◆ **Set problem**
Extract each line where the string "content" shows up.

◆ **Exercise inputs**
>> START
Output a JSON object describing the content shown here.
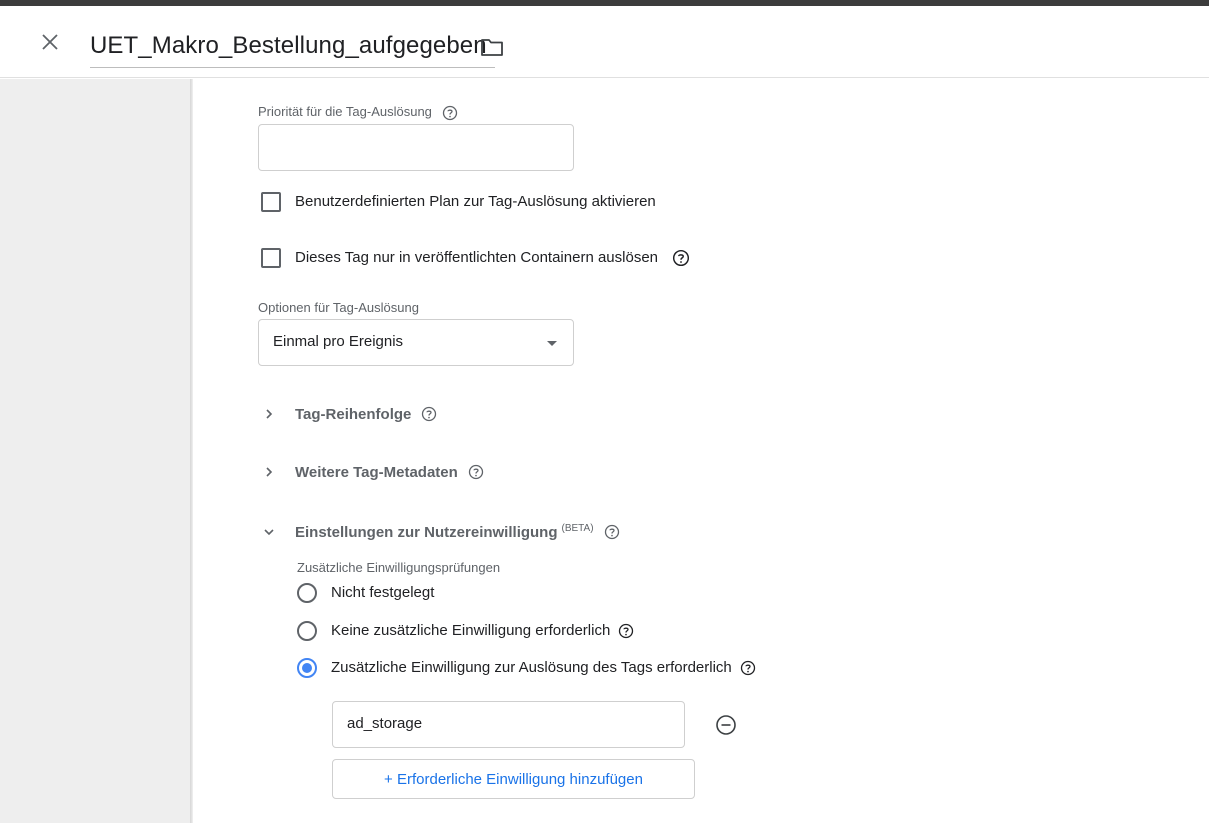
{
  "header": {
    "title": "UET_Makro_Bestellung_aufgegeben",
    "close_icon": "close-icon",
    "folder_icon": "folder-icon"
  },
  "priority": {
    "label": "Priorität für die Tag-Auslösung",
    "value": ""
  },
  "checkboxes": [
    {
      "label": "Benutzerdefinierten Plan zur Tag-Auslösung aktivieren",
      "checked": false
    },
    {
      "label": "Dieses Tag nur in veröffentlichten Containern auslösen",
      "checked": false
    }
  ],
  "firing_options": {
    "label": "Optionen für Tag-Auslösung",
    "selected": "Einmal pro Ereignis"
  },
  "sections": [
    {
      "title": "Tag-Reihenfolge",
      "expanded": false
    },
    {
      "title": "Weitere Tag-Metadaten",
      "expanded": false
    },
    {
      "title": "Einstellungen zur Nutzereinwilligung",
      "badge": "(BETA)",
      "expanded": true
    }
  ],
  "consent": {
    "label": "Zusätzliche Einwilligungsprüfungen",
    "options": [
      {
        "label": "Nicht festgelegt",
        "checked": false
      },
      {
        "label": "Keine zusätzliche Einwilligung erforderlich",
        "checked": false
      },
      {
        "label": "Zusätzliche Einwilligung zur Auslösung des Tags erforderlich",
        "checked": true
      }
    ],
    "required_value": "ad_storage",
    "add_button": "+ Erforderliche Einwilligung hinzufügen"
  },
  "colors": {
    "accent": "#1a73e8",
    "radio_checked": "#4285f4",
    "left_pane": "#eeeeee"
  }
}
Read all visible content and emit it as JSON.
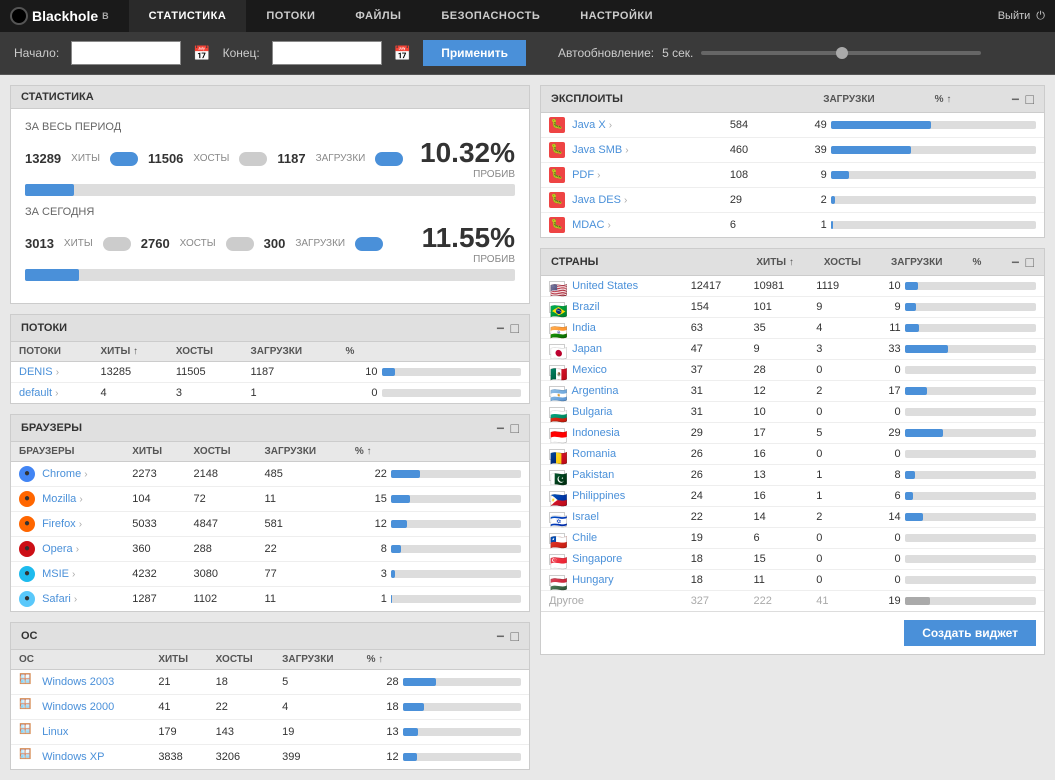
{
  "app": {
    "logo": "Blackhole",
    "logo_sup": "B",
    "logout_label": "Выйти"
  },
  "nav": {
    "items": [
      {
        "id": "stats",
        "label": "СТАТИСТИКА",
        "active": true
      },
      {
        "id": "streams",
        "label": "ПОТОКИ"
      },
      {
        "id": "files",
        "label": "ФАЙЛЫ"
      },
      {
        "id": "security",
        "label": "БЕЗОПАСНОСТЬ"
      },
      {
        "id": "settings",
        "label": "НАСТРОЙКИ"
      }
    ]
  },
  "filterbar": {
    "start_label": "Начало:",
    "end_label": "Конец:",
    "apply_label": "Применить",
    "autoupdate_label": "Автообновление:",
    "autoupdate_value": "5 сек."
  },
  "statistics": {
    "section_title": "СТАТИСТИКА",
    "period_label": "ЗА ВЕСЬ ПЕРИОД",
    "today_label": "ЗА СЕГОДНЯ",
    "period_hits": "13289",
    "period_hits_label": "ХИТЫ",
    "period_hosts": "11506",
    "period_hosts_label": "ХОСТЫ",
    "period_downloads": "1187",
    "period_downloads_label": "ЗАГРУЗКИ",
    "period_pct": "10.32%",
    "period_pct_label": "ПРОБИВ",
    "period_bar_pct": 10,
    "today_hits": "3013",
    "today_hits_label": "ХИТЫ",
    "today_hosts": "2760",
    "today_hosts_label": "ХОСТЫ",
    "today_downloads": "300",
    "today_downloads_label": "ЗАГРУЗКИ",
    "today_pct": "11.55%",
    "today_pct_label": "ПРОБИВ",
    "today_bar_pct": 11
  },
  "streams": {
    "section_title": "ПОТОКИ",
    "col_hits": "ХИТЫ ↑",
    "col_hosts": "ХОСТЫ",
    "col_downloads": "ЗАГРУЗКИ",
    "col_pct": "%",
    "rows": [
      {
        "name": "DENIS",
        "hits": "13285",
        "hosts": "11505",
        "downloads": "1187",
        "pct": "10.32",
        "bar": 10
      },
      {
        "name": "default",
        "hits": "4",
        "hosts": "3",
        "downloads": "1",
        "pct": "0.00",
        "bar": 0
      }
    ]
  },
  "browsers": {
    "section_title": "БРАУЗЕРЫ",
    "col_hits": "ХИТЫ",
    "col_hosts": "ХОСТЫ",
    "col_downloads": "ЗАГРУЗКИ",
    "col_pct": "% ↑",
    "rows": [
      {
        "name": "Chrome",
        "icon_color": "#4285F4",
        "hits": "2273",
        "hosts": "2148",
        "downloads": "485",
        "pct": "22.58",
        "bar": 22
      },
      {
        "name": "Mozilla",
        "icon_color": "#FF6600",
        "hits": "104",
        "hosts": "72",
        "downloads": "11",
        "pct": "15.71",
        "bar": 15
      },
      {
        "name": "Firefox",
        "icon_color": "#FF6600",
        "hits": "5033",
        "hosts": "4847",
        "downloads": "581",
        "pct": "11.99",
        "bar": 12
      },
      {
        "name": "Opera",
        "icon_color": "#CC0F16",
        "hits": "360",
        "hosts": "288",
        "downloads": "22",
        "pct": "7.75",
        "bar": 8
      },
      {
        "name": "MSIE",
        "icon_color": "#1EBBEE",
        "hits": "4232",
        "hosts": "3080",
        "downloads": "77",
        "pct": "2.51",
        "bar": 3
      },
      {
        "name": "Safari",
        "icon_color": "#5AC8FA",
        "hits": "1287",
        "hosts": "1102",
        "downloads": "11",
        "pct": "1.00",
        "bar": 1
      }
    ]
  },
  "os": {
    "section_title": "ОС",
    "col_hits": "ХИТЫ",
    "col_hosts": "ХОСТЫ",
    "col_downloads": "ЗАГРУЗКИ",
    "col_pct": "% ↑",
    "rows": [
      {
        "name": "Windows 2003",
        "hits": "21",
        "hosts": "18",
        "downloads": "5",
        "pct": "27.78",
        "bar": 28
      },
      {
        "name": "Windows 2000",
        "hits": "41",
        "hosts": "22",
        "downloads": "4",
        "pct": "18.18",
        "bar": 18
      },
      {
        "name": "Linux",
        "hits": "179",
        "hosts": "143",
        "downloads": "19",
        "pct": "13.48",
        "bar": 13
      },
      {
        "name": "Windows XP",
        "hits": "3838",
        "hosts": "3206",
        "downloads": "399",
        "pct": "12.48",
        "bar": 12
      }
    ]
  },
  "exploits": {
    "section_title": "ЭКСПЛОИТЫ",
    "col_downloads": "ЗАГРУЗКИ",
    "col_pct": "% ↑",
    "rows": [
      {
        "name": "Java X",
        "downloads": "584",
        "pct": "49.20",
        "bar": 49
      },
      {
        "name": "Java SMB",
        "downloads": "460",
        "pct": "38.75",
        "bar": 39
      },
      {
        "name": "PDF",
        "downloads": "108",
        "pct": "9.10",
        "bar": 9
      },
      {
        "name": "Java DES",
        "downloads": "29",
        "pct": "2.44",
        "bar": 2
      },
      {
        "name": "MDAC",
        "downloads": "6",
        "pct": "0.51",
        "bar": 1
      }
    ]
  },
  "countries": {
    "section_title": "СТРАНЫ",
    "col_hits": "ХИТЫ ↑",
    "col_hosts": "ХОСТЫ",
    "col_downloads": "ЗАГРУЗКИ",
    "col_pct": "%",
    "rows": [
      {
        "name": "United States",
        "flag": "🇺🇸",
        "hits": "12417",
        "hosts": "10981",
        "downloads": "1119",
        "pct": "10.19",
        "bar": 10
      },
      {
        "name": "Brazil",
        "flag": "🇧🇷",
        "hits": "154",
        "hosts": "101",
        "downloads": "9",
        "pct": "8.91",
        "bar": 9
      },
      {
        "name": "India",
        "flag": "🇮🇳",
        "hits": "63",
        "hosts": "35",
        "downloads": "4",
        "pct": "11.43",
        "bar": 11
      },
      {
        "name": "Japan",
        "flag": "🇯🇵",
        "hits": "47",
        "hosts": "9",
        "downloads": "3",
        "pct": "33.33",
        "bar": 33
      },
      {
        "name": "Mexico",
        "flag": "🇲🇽",
        "hits": "37",
        "hosts": "28",
        "downloads": "0",
        "pct": "0.00",
        "bar": 0
      },
      {
        "name": "Argentina",
        "flag": "🇦🇷",
        "hits": "31",
        "hosts": "12",
        "downloads": "2",
        "pct": "16.67",
        "bar": 17
      },
      {
        "name": "Bulgaria",
        "flag": "🇧🇬",
        "hits": "31",
        "hosts": "10",
        "downloads": "0",
        "pct": "0.00",
        "bar": 0
      },
      {
        "name": "Indonesia",
        "flag": "🇮🇩",
        "hits": "29",
        "hosts": "17",
        "downloads": "5",
        "pct": "29.41",
        "bar": 29
      },
      {
        "name": "Romania",
        "flag": "🇷🇴",
        "hits": "26",
        "hosts": "16",
        "downloads": "0",
        "pct": "0.00",
        "bar": 0
      },
      {
        "name": "Pakistan",
        "flag": "🇵🇰",
        "hits": "26",
        "hosts": "13",
        "downloads": "1",
        "pct": "7.69",
        "bar": 8
      },
      {
        "name": "Philippines",
        "flag": "🇵🇭",
        "hits": "24",
        "hosts": "16",
        "downloads": "1",
        "pct": "6.25",
        "bar": 6
      },
      {
        "name": "Israel",
        "flag": "🇮🇱",
        "hits": "22",
        "hosts": "14",
        "downloads": "2",
        "pct": "14.29",
        "bar": 14
      },
      {
        "name": "Chile",
        "flag": "🇨🇱",
        "hits": "19",
        "hosts": "6",
        "downloads": "0",
        "pct": "0.00",
        "bar": 0
      },
      {
        "name": "Singapore",
        "flag": "🇸🇬",
        "hits": "18",
        "hosts": "15",
        "downloads": "0",
        "pct": "0.00",
        "bar": 0
      },
      {
        "name": "Hungary",
        "flag": "🇭🇺",
        "hits": "18",
        "hosts": "11",
        "downloads": "0",
        "pct": "0.00",
        "bar": 0
      },
      {
        "name": "Другое",
        "flag": "",
        "hits": "327",
        "hosts": "222",
        "downloads": "41",
        "pct": "18.55",
        "bar": 19,
        "dimmed": true
      }
    ]
  },
  "widget": {
    "create_label": "Создать виджет"
  }
}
>> END
◆ **Answer to the task**
Output a JSON object describing the content shown here.
Read all visible content and emit it as JSON.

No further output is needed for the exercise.